## TASK INSTRUCTIONS
Locate every line in the material below that has the word "many". Copy each of those lines.

Dataset rows:
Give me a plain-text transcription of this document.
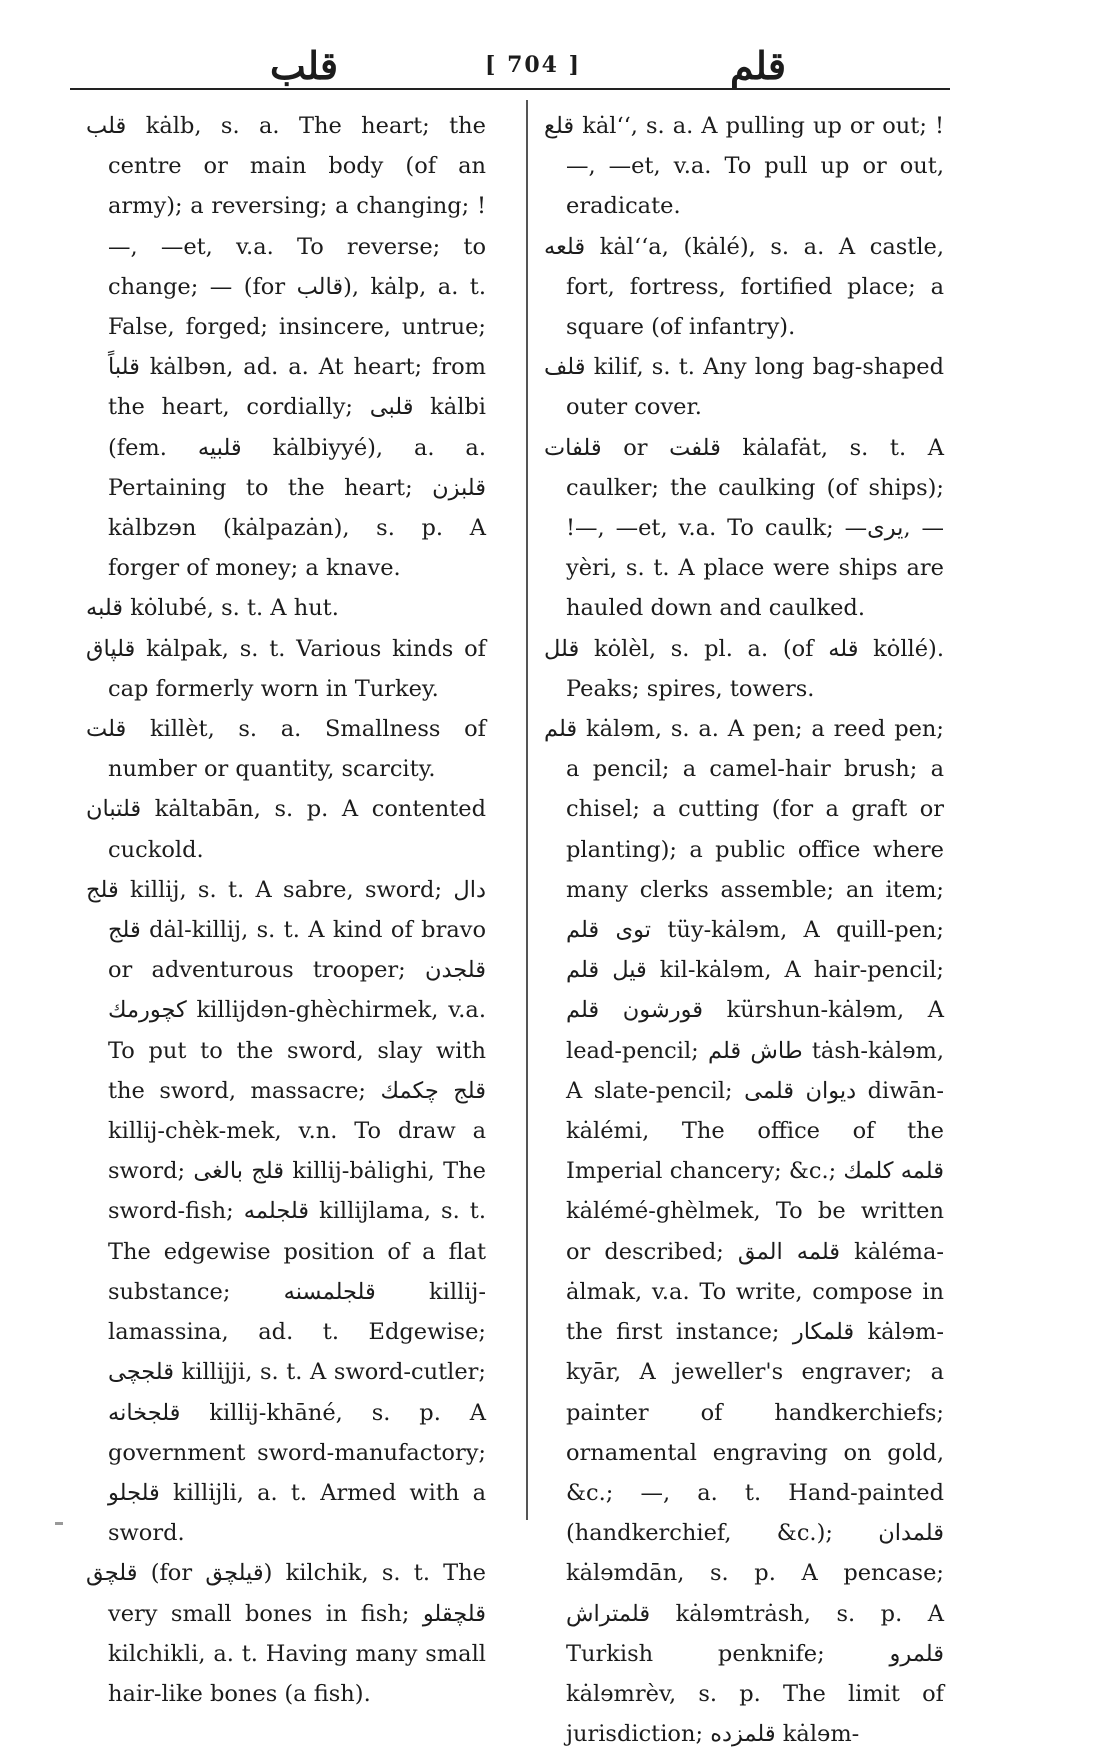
قلب	[ 704 ]	قلم

قلب kȧlb, s. a. The heart; the centre or main body (of an army); a reversing; a changing; !—, —et, v.a. To reverse; to change; — (for قالب), kȧlp, a. t. False, forged; insincere, untrue; قلباً kȧlbɘn, ad. a. At heart; from the heart, cordially; قلبی kȧlbi (fem. قلبیه kȧlbiyyé), a. a. Pertaining to the heart; قلبزن kȧlbzɘn (kȧlpazȧn), s. p. A forger of money; a knave.

قلبه kȯlubé, s. t. A hut.

قلپاق kȧlpak, s. t. Various kinds of cap formerly worn in Turkey.

قلت killèt, s. a. Smallness of number or quantity, scarcity.

قلتبان kȧltabān, s. p. A contented cuckold.

قلج killij, s. t. A sabre, sword; دال قلج dȧl-killij, s. t. A kind of bravo or adventurous trooper; قلجدن کچورمك killijdɘn-ghèchirmek, v.a. To put to the sword, slay with the sword, massacre; قلج چکمك killij-chèk-mek, v.n. To draw a sword; قلج بالغی killij-bȧlighi, The sword-fish; قلجلمه killijlama, s. t. The edgewise position of a flat substance; قلجلمسنه killij-lamassina, ad. t. Edgewise; قلجچی killijji, s. t. A sword-cutler; قلجخانه killij-khāné, s. p. A government sword-manufactory; قلجلو killijli, a. t. Armed with a sword.

قلچق (for قیلچق) kilchik, s. t. The very small bones in fish; قلچقلو kilchikli, a. t. Having many small hair-like bones (a fish).

قلع kȧl‘‘, s. a. A pulling up or out; !—, —et, v.a. To pull up or out, eradicate.

قلعه kȧl‘‘a, (kȧlé), s. a. A castle, fort, fortress, fortified place; a square (of infantry).

قلف kilif, s. t. Any long bag-shaped outer cover.

قلفات or قلفت kȧlafȧt, s. t. A caulker; the caulking (of ships); !—, —et, v.a. To caulk; —یری, —yèri, s. t. A place were ships are hauled down and caulked.

قلل kȯlèl, s. pl. a. (of قله kȯllé). Peaks; spires, towers.

قلم kȧlɘm, s. a. A pen; a reed pen; a pencil; a camel-hair brush; a chisel; a cutting (for a graft or planting); a public office where many clerks assemble; an item; توی قلم tüy-kȧlɘm, A quill-pen; قیل قلم kil-kȧlɘm, A hair-pencil; قورشون قلم kürshun-kȧlɘm, A lead-pencil; طاش قلم tȧsh-kȧlɘm, A slate-pencil; دیوان قلمی diwān-kȧlémi, The office of the Imperial chancery; &c.; قلمه کلمك kȧlémé-ghèlmek, To be written or described; قلمه المق kȧléma-ȧlmak, v.a. To write, compose in the first instance; قلمکار kȧlɘm-kyār, A jeweller's engraver; a painter of handkerchiefs; ornamental engraving on gold, &c.; —, a. t. Hand-painted (handkerchief, &c.); قلمدان kȧlɘmdān, s. p. A pencase; قلمتراش kȧlɘmtrȧsh, s. p. A Turkish penknife; قلمرو kȧlɘmrèv, s. p. The limit of jurisdiction; قلمزده kȧlɘm-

## COMPLETE OUTPUT
قلچق (for قیلچق) kilchik, s. t. The very small bones in fish; قلچقلو kilchikli, a. t. Having many small hair-like bones (a fish).
قلم kȧlɘm, s. a. A pen; a reed pen; a pencil; a camel-hair brush; a chisel; a cutting (for a graft or planting); a public office where many clerks assemble; an item; توی قلم tüy-kȧlɘm, A quill-pen; قیل قلم kil-kȧlɘm, A hair-pencil; قورشون قلم kürshun-kȧlɘm, A lead-pencil; طاش قلم tȧsh-kȧlɘm, A slate-pencil; دیوان قلمی diwān-kȧlémi, The office of the Imperial chancery; &c.; قلمه کلمك kȧlémé-ghèlmek, To be written or described; قلمه المق kȧléma-ȧlmak, v.a. To write, compose in the first instance; قلمکار kȧlɘm-kyār, A jeweller's engraver; a painter of handkerchiefs; ornamental engraving on gold, &c.; —, a. t. Hand-painted (handkerchief, &c.); قلمدان kȧlɘmdān, s. p. A pencase; قلمتراش kȧlɘmtrȧsh, s. p. A Turkish penknife; قلمرو kȧlɘmrèv, s. p. The limit of jurisdiction; قلمزده kȧlɘm-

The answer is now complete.